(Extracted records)
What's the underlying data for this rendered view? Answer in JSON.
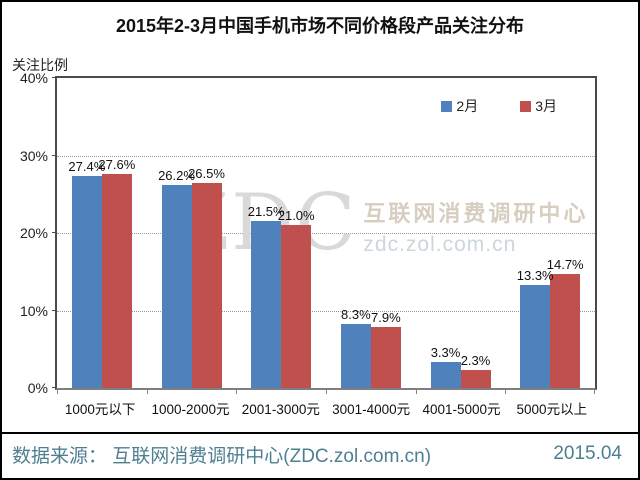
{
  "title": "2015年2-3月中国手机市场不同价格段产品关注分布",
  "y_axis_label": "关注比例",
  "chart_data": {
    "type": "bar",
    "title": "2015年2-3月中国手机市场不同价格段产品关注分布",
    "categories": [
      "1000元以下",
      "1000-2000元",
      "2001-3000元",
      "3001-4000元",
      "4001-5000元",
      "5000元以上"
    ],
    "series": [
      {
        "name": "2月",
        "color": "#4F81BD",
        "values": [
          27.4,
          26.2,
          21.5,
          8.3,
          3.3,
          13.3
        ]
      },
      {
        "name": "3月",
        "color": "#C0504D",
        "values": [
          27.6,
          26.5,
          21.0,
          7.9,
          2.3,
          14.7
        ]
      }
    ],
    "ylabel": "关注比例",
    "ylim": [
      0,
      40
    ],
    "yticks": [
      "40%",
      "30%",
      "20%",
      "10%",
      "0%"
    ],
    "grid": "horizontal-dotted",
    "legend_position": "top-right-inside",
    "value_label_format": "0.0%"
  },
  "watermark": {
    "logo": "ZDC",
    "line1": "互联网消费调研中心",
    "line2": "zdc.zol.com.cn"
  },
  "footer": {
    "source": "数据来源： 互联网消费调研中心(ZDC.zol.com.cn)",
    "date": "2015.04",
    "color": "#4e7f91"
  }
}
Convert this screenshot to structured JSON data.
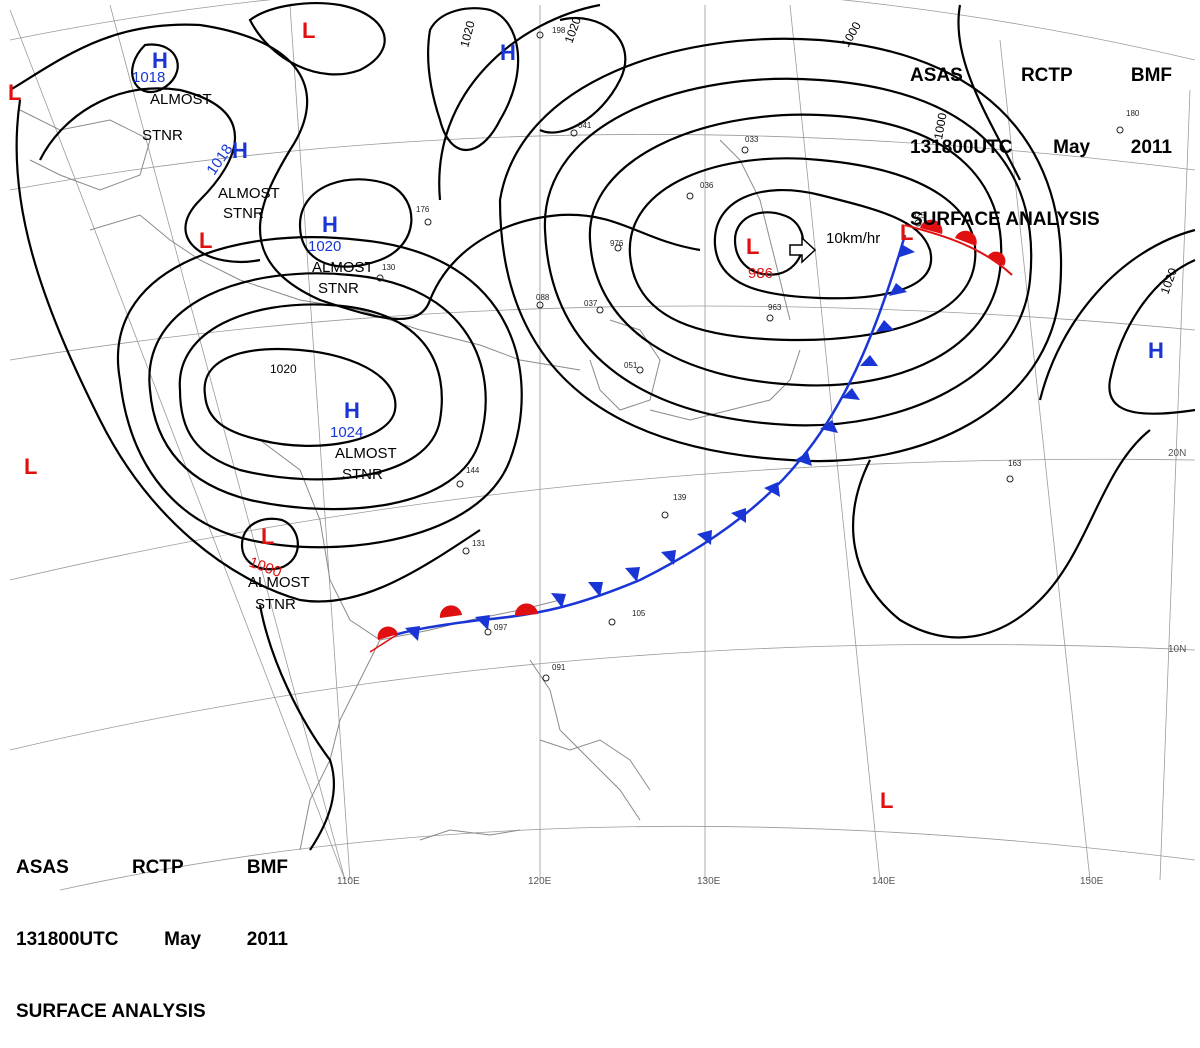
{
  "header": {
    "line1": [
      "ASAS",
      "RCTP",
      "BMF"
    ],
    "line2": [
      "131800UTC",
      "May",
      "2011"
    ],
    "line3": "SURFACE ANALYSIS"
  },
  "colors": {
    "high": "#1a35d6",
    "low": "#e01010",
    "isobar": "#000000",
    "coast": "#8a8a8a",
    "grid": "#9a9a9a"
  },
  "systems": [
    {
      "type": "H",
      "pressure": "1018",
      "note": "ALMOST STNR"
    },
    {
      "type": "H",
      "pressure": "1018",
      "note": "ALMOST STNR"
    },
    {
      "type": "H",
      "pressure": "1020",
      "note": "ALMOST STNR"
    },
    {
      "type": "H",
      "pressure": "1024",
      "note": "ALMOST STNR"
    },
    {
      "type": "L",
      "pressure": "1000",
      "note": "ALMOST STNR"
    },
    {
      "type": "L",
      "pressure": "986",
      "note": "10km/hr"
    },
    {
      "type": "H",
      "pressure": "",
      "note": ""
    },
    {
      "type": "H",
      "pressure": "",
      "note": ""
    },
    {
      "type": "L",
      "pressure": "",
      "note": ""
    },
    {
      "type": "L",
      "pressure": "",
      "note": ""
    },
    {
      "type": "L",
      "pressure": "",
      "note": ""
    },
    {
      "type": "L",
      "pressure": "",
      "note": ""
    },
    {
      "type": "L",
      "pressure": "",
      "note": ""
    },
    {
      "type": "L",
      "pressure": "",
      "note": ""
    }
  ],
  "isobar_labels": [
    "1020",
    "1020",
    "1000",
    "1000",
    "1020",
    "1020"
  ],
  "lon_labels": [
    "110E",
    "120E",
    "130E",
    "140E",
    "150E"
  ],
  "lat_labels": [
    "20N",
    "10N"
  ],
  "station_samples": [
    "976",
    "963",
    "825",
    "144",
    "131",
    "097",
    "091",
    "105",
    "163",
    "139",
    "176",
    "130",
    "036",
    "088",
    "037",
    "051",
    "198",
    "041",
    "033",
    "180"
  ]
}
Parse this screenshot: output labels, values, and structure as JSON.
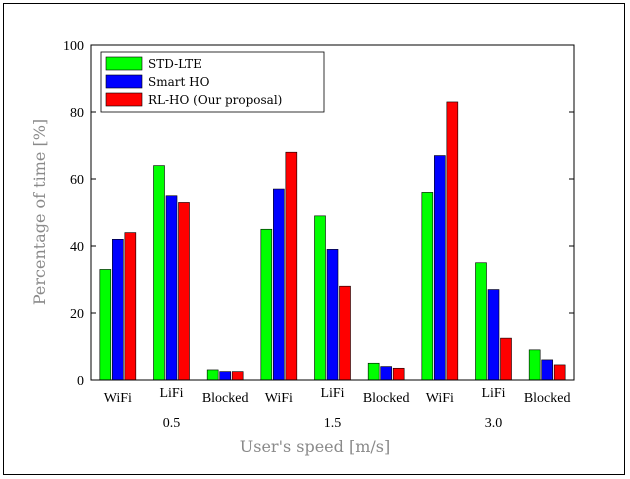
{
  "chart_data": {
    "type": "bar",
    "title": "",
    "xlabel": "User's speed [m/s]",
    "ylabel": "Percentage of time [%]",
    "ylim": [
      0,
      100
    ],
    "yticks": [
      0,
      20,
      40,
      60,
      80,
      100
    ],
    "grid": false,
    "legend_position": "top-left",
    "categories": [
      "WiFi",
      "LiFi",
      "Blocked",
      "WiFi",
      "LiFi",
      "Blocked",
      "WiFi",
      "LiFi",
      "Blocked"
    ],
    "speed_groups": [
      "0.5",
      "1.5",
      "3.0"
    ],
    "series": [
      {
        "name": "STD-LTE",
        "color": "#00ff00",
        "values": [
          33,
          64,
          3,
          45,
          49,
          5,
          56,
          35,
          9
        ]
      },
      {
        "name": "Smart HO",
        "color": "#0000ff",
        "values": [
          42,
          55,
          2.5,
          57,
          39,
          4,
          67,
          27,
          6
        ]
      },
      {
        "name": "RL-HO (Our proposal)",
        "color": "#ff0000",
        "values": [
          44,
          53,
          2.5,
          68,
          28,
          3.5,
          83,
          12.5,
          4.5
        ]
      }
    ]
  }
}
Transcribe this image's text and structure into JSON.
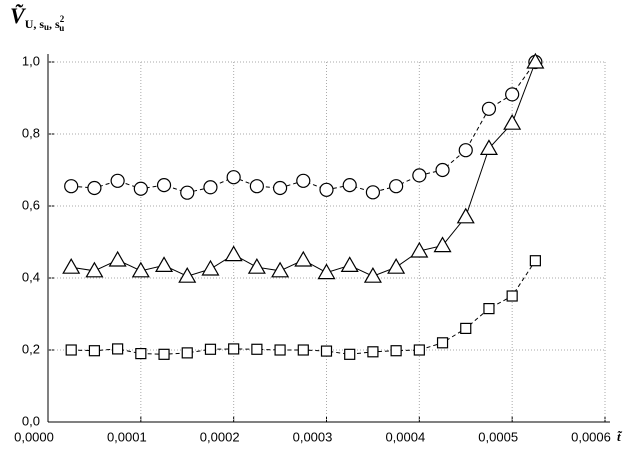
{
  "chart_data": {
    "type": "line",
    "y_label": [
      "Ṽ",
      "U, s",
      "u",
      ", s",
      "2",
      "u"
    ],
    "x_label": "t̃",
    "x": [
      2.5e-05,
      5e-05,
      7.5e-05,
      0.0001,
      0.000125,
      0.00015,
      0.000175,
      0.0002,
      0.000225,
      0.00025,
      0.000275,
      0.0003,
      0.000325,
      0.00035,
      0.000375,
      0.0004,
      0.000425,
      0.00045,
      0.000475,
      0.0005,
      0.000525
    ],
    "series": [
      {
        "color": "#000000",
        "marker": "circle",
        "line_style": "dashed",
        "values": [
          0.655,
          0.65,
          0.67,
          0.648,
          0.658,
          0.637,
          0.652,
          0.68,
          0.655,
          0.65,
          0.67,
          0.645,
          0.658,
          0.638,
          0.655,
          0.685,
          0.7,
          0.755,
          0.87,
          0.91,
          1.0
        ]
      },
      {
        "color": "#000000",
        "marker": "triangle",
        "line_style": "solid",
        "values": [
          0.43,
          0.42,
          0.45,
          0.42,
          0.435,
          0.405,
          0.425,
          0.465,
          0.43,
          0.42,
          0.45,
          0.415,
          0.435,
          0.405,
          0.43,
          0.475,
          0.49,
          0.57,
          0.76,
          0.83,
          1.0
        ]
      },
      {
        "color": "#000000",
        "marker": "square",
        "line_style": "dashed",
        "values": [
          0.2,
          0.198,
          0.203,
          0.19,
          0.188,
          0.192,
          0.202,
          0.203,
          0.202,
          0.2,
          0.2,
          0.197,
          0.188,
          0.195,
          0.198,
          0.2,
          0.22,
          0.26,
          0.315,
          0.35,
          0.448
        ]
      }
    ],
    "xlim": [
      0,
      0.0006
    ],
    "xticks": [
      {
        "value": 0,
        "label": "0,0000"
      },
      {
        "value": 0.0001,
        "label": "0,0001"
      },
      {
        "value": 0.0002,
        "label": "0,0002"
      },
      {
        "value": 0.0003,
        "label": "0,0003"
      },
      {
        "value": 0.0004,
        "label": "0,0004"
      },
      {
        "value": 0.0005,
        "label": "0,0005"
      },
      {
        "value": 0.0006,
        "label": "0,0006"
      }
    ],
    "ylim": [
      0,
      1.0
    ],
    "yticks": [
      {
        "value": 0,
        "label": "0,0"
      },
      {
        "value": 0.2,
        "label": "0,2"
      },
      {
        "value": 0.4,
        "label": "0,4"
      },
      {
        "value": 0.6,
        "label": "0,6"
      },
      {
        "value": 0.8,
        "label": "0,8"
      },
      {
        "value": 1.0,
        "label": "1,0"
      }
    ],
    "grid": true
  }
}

- **REQUEST**
Using the material above, copy every line in which the string "JSON" occurs.

- **FINAL RESULT**
What's the underlying data for this rendered view? Answer in JSON.
Convert this screenshot to structured JSON data.
Parse this screenshot: output labels, values, and structure as JSON.
Transcribe this image's text and structure into JSON.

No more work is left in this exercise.